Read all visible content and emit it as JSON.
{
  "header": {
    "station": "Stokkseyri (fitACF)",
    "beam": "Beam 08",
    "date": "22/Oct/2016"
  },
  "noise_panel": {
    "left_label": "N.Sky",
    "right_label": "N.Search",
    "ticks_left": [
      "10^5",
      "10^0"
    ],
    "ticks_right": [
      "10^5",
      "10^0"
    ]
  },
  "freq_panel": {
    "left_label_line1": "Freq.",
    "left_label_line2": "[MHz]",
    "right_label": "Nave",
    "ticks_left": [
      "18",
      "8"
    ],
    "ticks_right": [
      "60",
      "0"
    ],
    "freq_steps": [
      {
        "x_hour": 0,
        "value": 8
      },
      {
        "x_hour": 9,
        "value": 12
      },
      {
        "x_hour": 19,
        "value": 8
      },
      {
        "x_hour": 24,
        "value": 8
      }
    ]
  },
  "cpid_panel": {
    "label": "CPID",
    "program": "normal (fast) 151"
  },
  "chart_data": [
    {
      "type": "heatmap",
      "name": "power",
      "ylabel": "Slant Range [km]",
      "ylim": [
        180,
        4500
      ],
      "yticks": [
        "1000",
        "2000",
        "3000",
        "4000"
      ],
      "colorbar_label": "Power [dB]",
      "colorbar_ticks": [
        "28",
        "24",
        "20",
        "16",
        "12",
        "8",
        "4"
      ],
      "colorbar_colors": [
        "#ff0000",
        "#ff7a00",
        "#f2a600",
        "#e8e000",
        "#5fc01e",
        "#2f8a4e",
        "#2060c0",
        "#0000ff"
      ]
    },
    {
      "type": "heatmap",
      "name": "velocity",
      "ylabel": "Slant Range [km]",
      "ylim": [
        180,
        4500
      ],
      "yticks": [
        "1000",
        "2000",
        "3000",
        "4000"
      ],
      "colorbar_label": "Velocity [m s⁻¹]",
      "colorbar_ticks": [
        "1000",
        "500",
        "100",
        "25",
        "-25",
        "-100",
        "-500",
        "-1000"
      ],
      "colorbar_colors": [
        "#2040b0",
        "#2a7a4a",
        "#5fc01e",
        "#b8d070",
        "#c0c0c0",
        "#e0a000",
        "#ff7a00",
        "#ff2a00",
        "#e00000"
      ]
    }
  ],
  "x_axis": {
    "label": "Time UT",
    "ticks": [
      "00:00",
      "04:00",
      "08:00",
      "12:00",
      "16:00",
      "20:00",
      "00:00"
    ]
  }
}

▬▬▬▬▬▬▬▬▬▬

The entries above must be returned exactly.

:: FINISHED ANSWER ::
Read all visible content and emit it as JSON.
{
  "header": {
    "station": "Stokkseyri (fitACF)",
    "beam": "Beam 08",
    "date": "22/Oct/2016"
  },
  "noise_panel": {
    "left_label": "N.Sky",
    "right_label": "N.Search",
    "ticks_left": [
      "10^5",
      "10^0"
    ],
    "ticks_right": [
      "10^5",
      "10^0"
    ]
  },
  "freq_panel": {
    "left_label_line1": "Freq.",
    "left_label_line2": "[MHz]",
    "right_label": "Nave",
    "ticks_left": [
      "18",
      "8"
    ],
    "ticks_right": [
      "60",
      "0"
    ],
    "freq_steps": [
      {
        "x_hour": 0,
        "value": 8
      },
      {
        "x_hour": 9,
        "value": 12
      },
      {
        "x_hour": 19,
        "value": 8
      },
      {
        "x_hour": 24,
        "value": 8
      }
    ]
  },
  "cpid_panel": {
    "label": "CPID",
    "program": "normal (fast) 151"
  },
  "chart_data": [
    {
      "type": "heatmap",
      "name": "power",
      "ylabel": "Slant Range [km]",
      "ylim": [
        180,
        4500
      ],
      "yticks": [
        "1000",
        "2000",
        "3000",
        "4000"
      ],
      "colorbar_label": "Power [dB]",
      "colorbar_ticks": [
        "28",
        "24",
        "20",
        "16",
        "12",
        "8",
        "4"
      ],
      "colorbar_colors": [
        "#ff0000",
        "#ff7a00",
        "#f2a600",
        "#e8e000",
        "#5fc01e",
        "#2f8a4e",
        "#2060c0",
        "#0000ff"
      ]
    },
    {
      "type": "heatmap",
      "name": "velocity",
      "ylabel": "Slant Range [km]",
      "ylim": [
        180,
        4500
      ],
      "yticks": [
        "1000",
        "2000",
        "3000",
        "4000"
      ],
      "colorbar_label": "Velocity [m s⁻¹]",
      "colorbar_ticks": [
        "1000",
        "500",
        "100",
        "25",
        "-25",
        "-100",
        "-500",
        "-1000"
      ],
      "colorbar_colors": [
        "#2040b0",
        "#2a7a4a",
        "#5fc01e",
        "#b8d070",
        "#c0c0c0",
        "#e0a000",
        "#ff7a00",
        "#ff2a00",
        "#e00000"
      ]
    }
  ],
  "x_axis": {
    "label": "Time UT",
    "ticks": [
      "00:00",
      "04:00",
      "08:00",
      "12:00",
      "16:00",
      "20:00",
      "00:00"
    ]
  }
}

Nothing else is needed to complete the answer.